◆ INSTRUCTIONS TO FOLLOW: Look through the data below. Show each line where the string "Гексаметилентетрамин" occurs.
— begin SUPPLIED RECORDS —
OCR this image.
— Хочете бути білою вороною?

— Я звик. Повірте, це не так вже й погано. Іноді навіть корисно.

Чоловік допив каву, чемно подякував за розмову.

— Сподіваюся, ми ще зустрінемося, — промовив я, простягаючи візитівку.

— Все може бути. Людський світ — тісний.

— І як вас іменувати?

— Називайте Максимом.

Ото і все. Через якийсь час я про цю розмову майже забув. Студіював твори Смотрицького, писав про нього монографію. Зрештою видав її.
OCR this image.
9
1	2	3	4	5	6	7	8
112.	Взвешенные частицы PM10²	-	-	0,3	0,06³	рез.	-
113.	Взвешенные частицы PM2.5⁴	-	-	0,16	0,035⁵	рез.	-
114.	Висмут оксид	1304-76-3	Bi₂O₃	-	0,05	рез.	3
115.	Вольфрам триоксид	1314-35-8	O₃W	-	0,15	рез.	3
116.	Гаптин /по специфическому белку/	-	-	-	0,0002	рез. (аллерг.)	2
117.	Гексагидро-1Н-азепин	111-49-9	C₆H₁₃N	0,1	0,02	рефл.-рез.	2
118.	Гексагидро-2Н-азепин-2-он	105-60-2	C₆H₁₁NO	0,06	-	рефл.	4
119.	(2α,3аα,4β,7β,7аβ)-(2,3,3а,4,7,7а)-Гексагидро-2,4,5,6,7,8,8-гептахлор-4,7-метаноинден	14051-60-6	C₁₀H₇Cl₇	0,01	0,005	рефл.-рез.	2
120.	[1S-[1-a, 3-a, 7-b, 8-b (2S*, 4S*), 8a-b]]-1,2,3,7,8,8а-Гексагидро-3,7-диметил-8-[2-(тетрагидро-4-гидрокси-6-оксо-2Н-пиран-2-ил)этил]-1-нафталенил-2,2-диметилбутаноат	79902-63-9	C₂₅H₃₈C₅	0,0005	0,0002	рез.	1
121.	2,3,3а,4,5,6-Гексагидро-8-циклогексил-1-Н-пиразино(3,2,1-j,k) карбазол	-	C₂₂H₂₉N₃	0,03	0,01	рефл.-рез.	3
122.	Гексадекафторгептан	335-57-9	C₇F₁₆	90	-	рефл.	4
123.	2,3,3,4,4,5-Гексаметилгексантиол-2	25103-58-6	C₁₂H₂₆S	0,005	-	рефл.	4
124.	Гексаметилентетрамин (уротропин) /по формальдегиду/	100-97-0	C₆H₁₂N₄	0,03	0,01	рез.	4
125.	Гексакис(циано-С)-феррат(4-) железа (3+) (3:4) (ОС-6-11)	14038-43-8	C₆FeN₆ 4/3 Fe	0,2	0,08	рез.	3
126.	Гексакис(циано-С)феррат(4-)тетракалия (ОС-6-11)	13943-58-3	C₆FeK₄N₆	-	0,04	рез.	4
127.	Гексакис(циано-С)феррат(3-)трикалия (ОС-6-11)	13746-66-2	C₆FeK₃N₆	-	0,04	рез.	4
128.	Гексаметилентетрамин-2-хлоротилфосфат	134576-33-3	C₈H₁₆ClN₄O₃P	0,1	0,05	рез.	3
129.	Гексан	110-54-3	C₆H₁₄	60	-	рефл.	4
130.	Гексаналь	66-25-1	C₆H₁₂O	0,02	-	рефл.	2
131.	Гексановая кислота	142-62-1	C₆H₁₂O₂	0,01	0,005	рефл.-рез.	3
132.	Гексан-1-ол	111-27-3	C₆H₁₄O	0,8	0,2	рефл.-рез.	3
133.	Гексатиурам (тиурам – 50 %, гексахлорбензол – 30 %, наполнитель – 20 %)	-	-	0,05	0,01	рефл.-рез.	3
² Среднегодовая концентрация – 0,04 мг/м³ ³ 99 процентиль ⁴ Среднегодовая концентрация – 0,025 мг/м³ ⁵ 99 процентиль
— end SUPPLIED RECORDS —
— begin SUPPLIED RECORDS —
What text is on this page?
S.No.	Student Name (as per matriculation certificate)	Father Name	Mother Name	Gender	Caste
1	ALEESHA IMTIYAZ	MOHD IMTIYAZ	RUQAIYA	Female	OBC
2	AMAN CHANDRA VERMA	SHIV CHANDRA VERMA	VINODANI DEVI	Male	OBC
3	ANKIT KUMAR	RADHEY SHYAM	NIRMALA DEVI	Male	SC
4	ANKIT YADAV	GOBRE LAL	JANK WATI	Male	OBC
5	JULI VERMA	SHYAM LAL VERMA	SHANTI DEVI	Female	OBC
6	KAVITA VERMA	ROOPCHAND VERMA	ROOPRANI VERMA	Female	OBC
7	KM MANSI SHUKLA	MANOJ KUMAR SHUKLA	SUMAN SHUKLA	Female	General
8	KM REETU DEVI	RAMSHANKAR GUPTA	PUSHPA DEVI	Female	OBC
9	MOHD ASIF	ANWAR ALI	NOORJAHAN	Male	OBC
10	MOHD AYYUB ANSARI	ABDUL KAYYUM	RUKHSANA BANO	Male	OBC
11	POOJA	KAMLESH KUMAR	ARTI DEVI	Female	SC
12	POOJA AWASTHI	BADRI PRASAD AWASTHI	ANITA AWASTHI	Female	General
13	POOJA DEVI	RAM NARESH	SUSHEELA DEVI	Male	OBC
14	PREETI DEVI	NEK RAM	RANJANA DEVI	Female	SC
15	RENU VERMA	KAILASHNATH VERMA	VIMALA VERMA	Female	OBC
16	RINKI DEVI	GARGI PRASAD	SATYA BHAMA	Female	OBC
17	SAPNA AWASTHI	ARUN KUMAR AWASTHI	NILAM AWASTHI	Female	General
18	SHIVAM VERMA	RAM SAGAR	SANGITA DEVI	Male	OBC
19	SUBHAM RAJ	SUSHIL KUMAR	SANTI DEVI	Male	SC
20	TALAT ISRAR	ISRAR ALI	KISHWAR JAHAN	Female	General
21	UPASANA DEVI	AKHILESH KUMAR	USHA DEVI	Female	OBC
— end SUPPLIED RECORDS —
◆ ANSWER TO THIS EXERCISE:
124.	Гексаметилентетрамин (уротропин) /по формальдегиду/	100-97-0	C₆H₁₂N₄	0,03	0,01	рез.	4
128.	Гексаметилентетрамин-2-хлоротилфосфат	134576-33-3	C₈H₁₆ClN₄O₃P	0,1	0,05	рез.	3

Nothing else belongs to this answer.